### Exercise goal
Collect all lines below with the string "advice".
* begin Dataset records *
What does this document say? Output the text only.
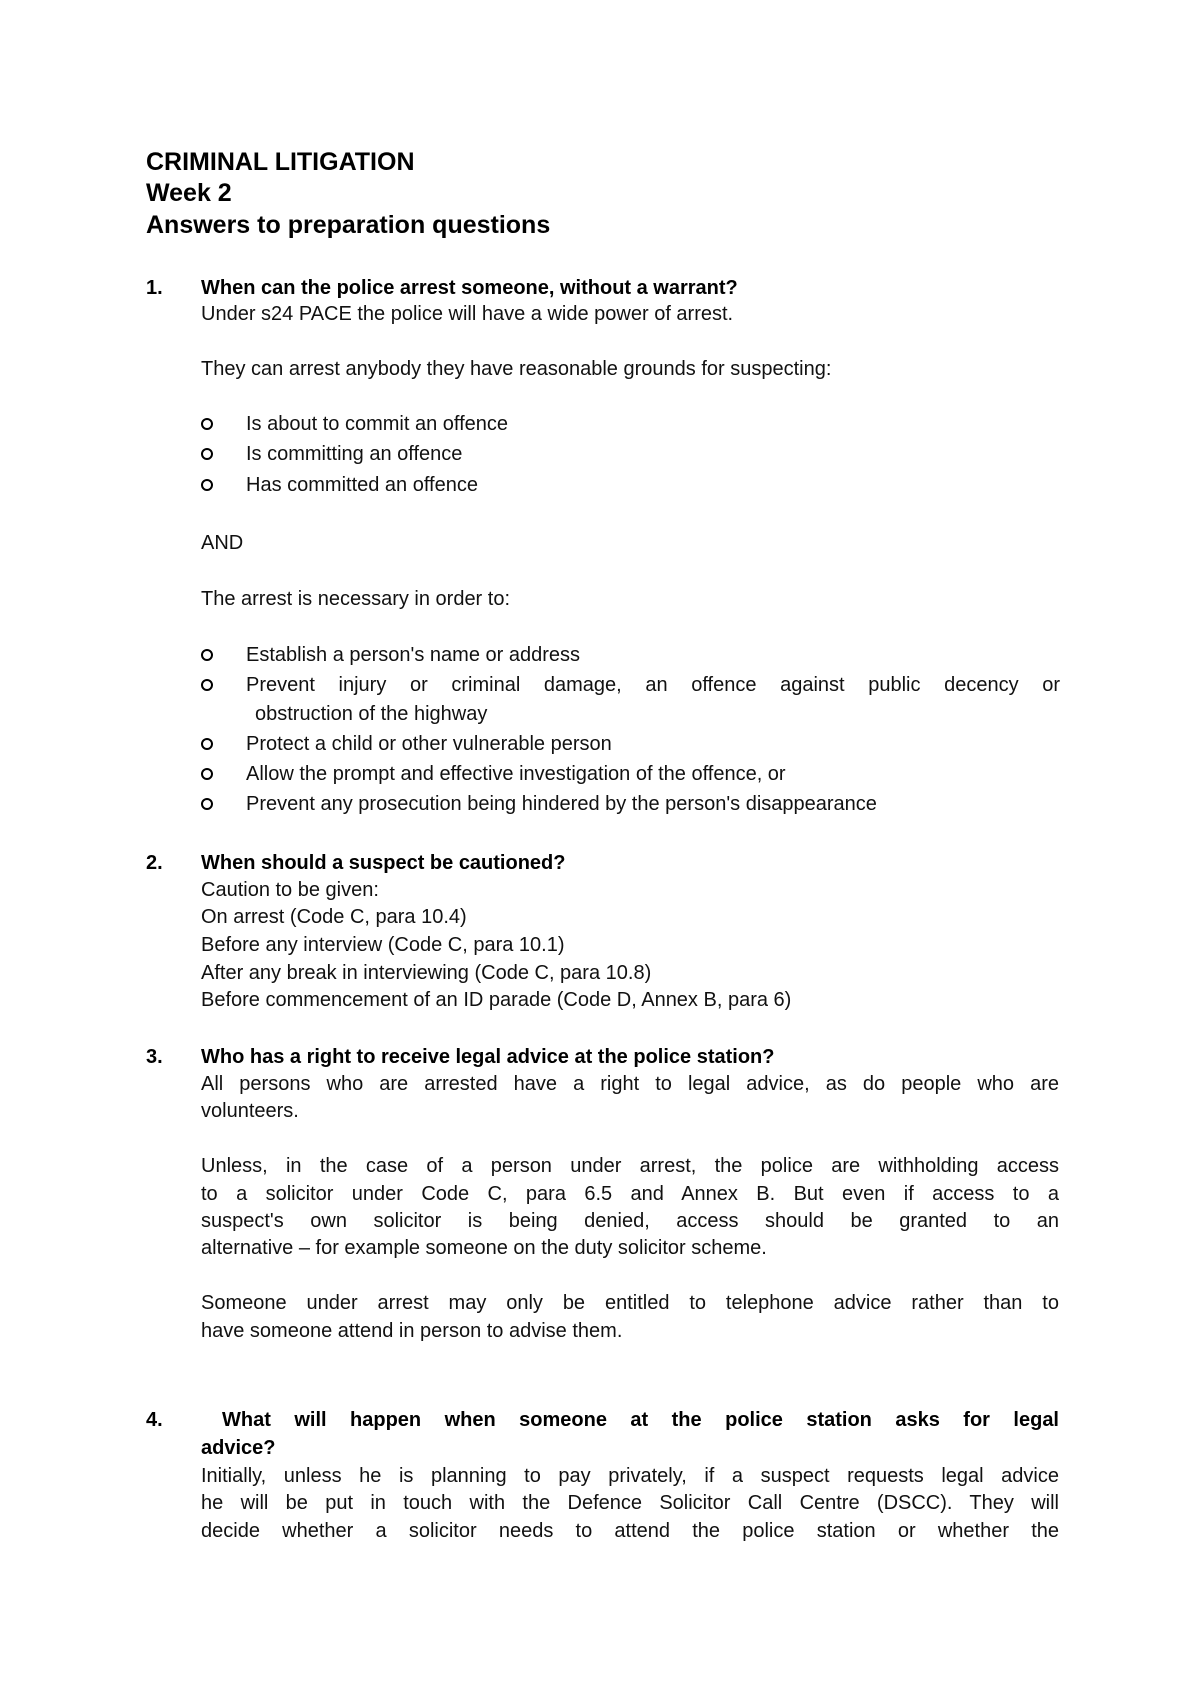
CRIMINAL LITIGATION
Week 2
Answers to preparation questions
1. When can the police arrest someone, without a warrant?
Under s24 PACE the police will have a wide power of arrest.
They can arrest anybody they have reasonable grounds for suspecting:
Is about to commit an offence
Is committing an offence
Has committed an offence
AND
The arrest is necessary in order to:
Establish a person's name or address
Prevent injury or criminal damage, an offence against public decency or
obstruction of the highway
Protect a child or other vulnerable person
Allow the prompt and effective investigation of the offence, or
Prevent any prosecution being hindered by the person's disappearance
2. When should a suspect be cautioned?
Caution to be given:
On arrest (Code C, para 10.4)
Before any interview (Code C, para 10.1)
After any break in interviewing (Code C, para 10.8)
Before commencement of an ID parade (Code D, Annex B, para 6)
3. Who has a right to receive legal advice at the police station?
All persons who are arrested have a right to legal advice, as do people who are
volunteers.
Unless, in the case of a person under arrest, the police are withholding access
to a solicitor under Code C, para 6.5 and Annex B. But even if access to a
suspect's own solicitor is being denied, access should be granted to an
alternative – for example someone on the duty solicitor scheme.
Someone under arrest may only be entitled to telephone advice rather than to
have someone attend in person to advise them.
4.	What will happen when someone at the police station asks for legal
advice?
Initially, unless he is planning to pay privately, if a suspect requests legal advice
he will be put in touch with the Defence Solicitor Call Centre (DSCC). They will
decide whether a solicitor needs to attend the police station or whether the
* end Dataset records *
### Exercise result
3. Who has a right to receive legal advice at the police station?
All persons who are arrested have a right to legal advice, as do people who are
Someone under arrest may only be entitled to telephone advice rather than to
advice?
Initially, unless he is planning to pay privately, if a suspect requests legal advice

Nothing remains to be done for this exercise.